**Brief**. Select all lines with the string "that" in them, and copy those lines.
━━━━━━━━━━
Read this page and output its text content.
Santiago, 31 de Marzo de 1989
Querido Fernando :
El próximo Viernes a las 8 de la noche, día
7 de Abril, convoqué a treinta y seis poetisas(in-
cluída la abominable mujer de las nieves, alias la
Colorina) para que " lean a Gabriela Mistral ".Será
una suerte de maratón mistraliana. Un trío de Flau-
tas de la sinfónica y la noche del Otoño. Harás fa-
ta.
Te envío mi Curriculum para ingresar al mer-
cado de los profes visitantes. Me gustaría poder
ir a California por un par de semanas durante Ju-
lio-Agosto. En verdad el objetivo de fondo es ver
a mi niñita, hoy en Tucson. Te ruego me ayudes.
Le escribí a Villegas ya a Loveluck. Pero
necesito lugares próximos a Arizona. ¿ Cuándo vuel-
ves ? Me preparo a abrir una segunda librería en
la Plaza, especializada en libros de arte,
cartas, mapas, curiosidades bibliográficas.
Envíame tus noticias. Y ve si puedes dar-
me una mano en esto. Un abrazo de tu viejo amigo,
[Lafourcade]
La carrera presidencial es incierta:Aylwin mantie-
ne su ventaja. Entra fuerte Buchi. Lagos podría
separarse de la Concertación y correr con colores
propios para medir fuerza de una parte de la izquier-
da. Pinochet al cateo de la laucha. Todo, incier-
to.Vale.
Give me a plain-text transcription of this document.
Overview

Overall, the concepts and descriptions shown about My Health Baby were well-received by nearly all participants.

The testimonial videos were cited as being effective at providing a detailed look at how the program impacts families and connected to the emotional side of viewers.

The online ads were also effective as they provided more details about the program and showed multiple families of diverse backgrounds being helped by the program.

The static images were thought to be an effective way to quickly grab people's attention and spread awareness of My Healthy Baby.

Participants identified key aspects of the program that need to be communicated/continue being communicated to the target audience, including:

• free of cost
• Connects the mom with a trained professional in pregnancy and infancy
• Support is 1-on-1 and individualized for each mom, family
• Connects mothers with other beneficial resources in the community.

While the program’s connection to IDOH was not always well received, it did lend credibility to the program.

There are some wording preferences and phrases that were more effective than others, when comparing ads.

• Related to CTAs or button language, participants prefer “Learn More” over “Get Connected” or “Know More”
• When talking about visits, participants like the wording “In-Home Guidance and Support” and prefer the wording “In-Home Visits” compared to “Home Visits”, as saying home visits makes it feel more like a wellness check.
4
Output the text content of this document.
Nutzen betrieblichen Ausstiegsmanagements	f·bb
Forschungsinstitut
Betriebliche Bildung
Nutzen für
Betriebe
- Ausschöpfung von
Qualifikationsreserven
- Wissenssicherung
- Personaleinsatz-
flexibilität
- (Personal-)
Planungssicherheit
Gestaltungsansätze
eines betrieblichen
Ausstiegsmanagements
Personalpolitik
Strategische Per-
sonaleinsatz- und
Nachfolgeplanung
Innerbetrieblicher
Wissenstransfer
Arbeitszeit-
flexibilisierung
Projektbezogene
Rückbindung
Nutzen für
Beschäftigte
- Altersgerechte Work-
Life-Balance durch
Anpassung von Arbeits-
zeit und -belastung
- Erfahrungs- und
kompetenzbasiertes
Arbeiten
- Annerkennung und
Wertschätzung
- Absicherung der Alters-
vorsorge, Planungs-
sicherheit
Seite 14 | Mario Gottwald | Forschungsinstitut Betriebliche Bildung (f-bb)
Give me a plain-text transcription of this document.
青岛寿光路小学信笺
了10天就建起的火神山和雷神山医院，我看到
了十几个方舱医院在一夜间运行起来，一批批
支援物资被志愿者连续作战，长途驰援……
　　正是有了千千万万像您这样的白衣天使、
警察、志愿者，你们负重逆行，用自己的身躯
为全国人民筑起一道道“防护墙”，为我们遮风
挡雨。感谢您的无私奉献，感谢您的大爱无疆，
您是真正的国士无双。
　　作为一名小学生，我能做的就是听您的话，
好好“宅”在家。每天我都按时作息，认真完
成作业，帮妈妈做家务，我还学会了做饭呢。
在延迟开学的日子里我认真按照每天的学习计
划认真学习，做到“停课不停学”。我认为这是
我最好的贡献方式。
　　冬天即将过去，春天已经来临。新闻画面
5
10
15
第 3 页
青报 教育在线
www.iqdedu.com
━━━━━━━━━━
**Answer**.
Participants identified key aspects of the program that need to be communicated/continue being communicated to the target audience, including:
There are some wording preferences and phrases that were more effective than others, when comparing ads.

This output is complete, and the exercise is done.